**What is being asked**
Copy out all of the data exactly as it appears.

___ Materials provided ___

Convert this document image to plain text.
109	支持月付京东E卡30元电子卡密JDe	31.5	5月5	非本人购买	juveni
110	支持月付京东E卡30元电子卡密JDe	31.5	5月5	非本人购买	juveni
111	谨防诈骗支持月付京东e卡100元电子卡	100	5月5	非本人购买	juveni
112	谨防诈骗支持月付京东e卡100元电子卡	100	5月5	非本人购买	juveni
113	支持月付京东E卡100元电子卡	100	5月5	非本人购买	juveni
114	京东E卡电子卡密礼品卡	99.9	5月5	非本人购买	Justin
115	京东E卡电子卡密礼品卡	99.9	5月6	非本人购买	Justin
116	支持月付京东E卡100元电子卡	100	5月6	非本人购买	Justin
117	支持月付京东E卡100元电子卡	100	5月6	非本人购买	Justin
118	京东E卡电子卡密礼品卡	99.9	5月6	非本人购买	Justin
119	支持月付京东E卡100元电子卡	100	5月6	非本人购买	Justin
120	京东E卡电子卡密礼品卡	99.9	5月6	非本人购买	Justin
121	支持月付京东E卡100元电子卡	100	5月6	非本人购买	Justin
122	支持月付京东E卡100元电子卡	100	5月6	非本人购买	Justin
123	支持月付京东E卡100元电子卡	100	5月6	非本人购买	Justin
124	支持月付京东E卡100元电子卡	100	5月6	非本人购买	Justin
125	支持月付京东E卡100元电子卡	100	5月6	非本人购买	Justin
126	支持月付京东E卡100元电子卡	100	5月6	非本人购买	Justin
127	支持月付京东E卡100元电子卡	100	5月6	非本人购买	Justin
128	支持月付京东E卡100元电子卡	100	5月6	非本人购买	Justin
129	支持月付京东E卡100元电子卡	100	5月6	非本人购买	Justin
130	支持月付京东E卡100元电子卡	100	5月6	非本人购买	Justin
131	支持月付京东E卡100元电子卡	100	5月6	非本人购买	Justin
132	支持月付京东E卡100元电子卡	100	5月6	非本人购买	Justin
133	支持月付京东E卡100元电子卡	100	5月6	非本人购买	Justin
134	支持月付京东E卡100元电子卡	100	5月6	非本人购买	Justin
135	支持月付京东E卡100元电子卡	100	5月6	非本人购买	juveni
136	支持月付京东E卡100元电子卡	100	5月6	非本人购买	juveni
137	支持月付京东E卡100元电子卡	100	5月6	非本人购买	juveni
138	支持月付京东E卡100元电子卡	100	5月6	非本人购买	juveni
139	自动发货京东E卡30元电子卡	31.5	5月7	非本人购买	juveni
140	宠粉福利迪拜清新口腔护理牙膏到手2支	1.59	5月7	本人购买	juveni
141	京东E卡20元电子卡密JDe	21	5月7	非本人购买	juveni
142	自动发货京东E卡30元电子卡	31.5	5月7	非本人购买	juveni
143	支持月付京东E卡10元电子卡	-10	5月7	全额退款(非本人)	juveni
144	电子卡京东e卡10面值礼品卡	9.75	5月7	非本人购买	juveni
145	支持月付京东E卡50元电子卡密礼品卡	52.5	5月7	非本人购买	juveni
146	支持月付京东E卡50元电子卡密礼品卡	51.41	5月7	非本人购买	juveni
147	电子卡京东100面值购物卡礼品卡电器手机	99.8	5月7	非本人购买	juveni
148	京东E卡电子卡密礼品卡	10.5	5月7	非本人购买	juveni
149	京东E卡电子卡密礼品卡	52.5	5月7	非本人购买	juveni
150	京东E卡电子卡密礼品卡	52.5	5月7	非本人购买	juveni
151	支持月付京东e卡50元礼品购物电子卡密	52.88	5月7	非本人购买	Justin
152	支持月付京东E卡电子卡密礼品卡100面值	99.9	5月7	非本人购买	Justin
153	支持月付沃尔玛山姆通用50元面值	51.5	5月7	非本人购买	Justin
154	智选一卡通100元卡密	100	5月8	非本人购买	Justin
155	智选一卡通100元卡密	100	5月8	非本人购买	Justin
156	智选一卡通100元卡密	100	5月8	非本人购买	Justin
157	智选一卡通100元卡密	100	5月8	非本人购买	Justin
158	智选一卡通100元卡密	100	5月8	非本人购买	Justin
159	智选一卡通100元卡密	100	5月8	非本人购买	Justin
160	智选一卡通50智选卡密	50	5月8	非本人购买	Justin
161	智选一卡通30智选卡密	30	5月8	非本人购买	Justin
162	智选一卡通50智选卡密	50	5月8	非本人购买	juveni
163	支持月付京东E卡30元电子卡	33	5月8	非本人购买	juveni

___

**Result of the exercise**
Convert this document image to plain text.
109	支持月付京东E卡30元电子卡密JDe	31.5	5月5	非本人购买	juveni
110	支持月付京东E卡30元电子卡密JDe	31.5	5月5	非本人购买	juveni
111	谨防诈骗支持月付京东e卡100元电子卡	100	5月5	非本人购买	juveni
112	谨防诈骗支持月付京东e卡100元电子卡	100	5月5	非本人购买	juveni
113	支持月付京东E卡100元电子卡	100	5月5	非本人购买	juveni
114	京东E卡电子卡密礼品卡	99.9	5月5	非本人购买	Justin
115	京东E卡电子卡密礼品卡	99.9	5月6	非本人购买	Justin
116	支持月付京东E卡100元电子卡	100	5月6	非本人购买	Justin
117	支持月付京东E卡100元电子卡	100	5月6	非本人购买	Justin
118	京东E卡电子卡密礼品卡	99.9	5月6	非本人购买	Justin
119	支持月付京东E卡100元电子卡	100	5月6	非本人购买	Justin
120	京东E卡电子卡密礼品卡	99.9	5月6	非本人购买	Justin
121	支持月付京东E卡100元电子卡	100	5月6	非本人购买	Justin
122	支持月付京东E卡100元电子卡	100	5月6	非本人购买	Justin
123	支持月付京东E卡100元电子卡	100	5月6	非本人购买	Justin
124	支持月付京东E卡100元电子卡	100	5月6	非本人购买	Justin
125	支持月付京东E卡100元电子卡	100	5月6	非本人购买	Justin
126	支持月付京东E卡100元电子卡	100	5月6	非本人购买	Justin
127	支持月付京东E卡100元电子卡	100	5月6	非本人购买	Justin
128	支持月付京东E卡100元电子卡	100	5月6	非本人购买	Justin
129	支持月付京东E卡100元电子卡	100	5月6	非本人购买	Justin
130	支持月付京东E卡100元电子卡	100	5月6	非本人购买	Justin
131	支持月付京东E卡100元电子卡	100	5月6	非本人购买	Justin
132	支持月付京东E卡100元电子卡	100	5月6	非本人购买	Justin
133	支持月付京东E卡100元电子卡	100	5月6	非本人购买	Justin
134	支持月付京东E卡100元电子卡	100	5月6	非本人购买	Justin
135	支持月付京东E卡100元电子卡	100	5月6	非本人购买	juveni
136	支持月付京东E卡100元电子卡	100	5月6	非本人购买	juveni
137	支持月付京东E卡100元电子卡	100	5月6	非本人购买	juveni
138	支持月付京东E卡100元电子卡	100	5月6	非本人购买	juveni
139	自动发货京东E卡30元电子卡	31.5	5月7	非本人购买	juveni
140	宠粉福利迪拜清新口腔护理牙膏到手2支	1.59	5月7	本人购买	juveni
141	京东E卡20元电子卡密JDe	21	5月7	非本人购买	juveni
142	自动发货京东E卡30元电子卡	31.5	5月7	非本人购买	juveni
143	支持月付京东E卡10元电子卡	-10	5月7	全额退款(非本人)	juveni
144	电子卡京东e卡10面值礼品卡	9.75	5月7	非本人购买	juveni
145	支持月付京东E卡50元电子卡密礼品卡	52.5	5月7	非本人购买	juveni
146	支持月付京东E卡50元电子卡密礼品卡	51.41	5月7	非本人购买	juveni
147	电子卡京东100面值购物卡礼品卡电器手机	99.8	5月7	非本人购买	juveni
148	京东E卡电子卡密礼品卡	10.5	5月7	非本人购买	juveni
149	京东E卡电子卡密礼品卡	52.5	5月7	非本人购买	juveni
150	京东E卡电子卡密礼品卡	52.5	5月7	非本人购买	juveni
151	支持月付京东e卡50元礼品购物电子卡密	52.88	5月7	非本人购买	Justin
152	支持月付京东E卡电子卡密礼品卡100面值	99.9	5月7	非本人购买	Justin
153	支持月付沃尔玛山姆通用50元面值	51.5	5月7	非本人购买	Justin
154	智选一卡通100元卡密	100	5月8	非本人购买	Justin
155	智选一卡通100元卡密	100	5月8	非本人购买	Justin
156	智选一卡通100元卡密	100	5月8	非本人购买	Justin
157	智选一卡通100元卡密	100	5月8	非本人购买	Justin
158	智选一卡通100元卡密	100	5月8	非本人购买	Justin
159	智选一卡通100元卡密	100	5月8	非本人购买	Justin
160	智选一卡通50智选卡密	50	5月8	非本人购买	Justin
161	智选一卡通30智选卡密	30	5月8	非本人购买	Justin
162	智选一卡通50智选卡密	50	5月8	非本人购买	juveni
163	支持月付京东E卡30元电子卡	33	5月8	非本人购买	juveni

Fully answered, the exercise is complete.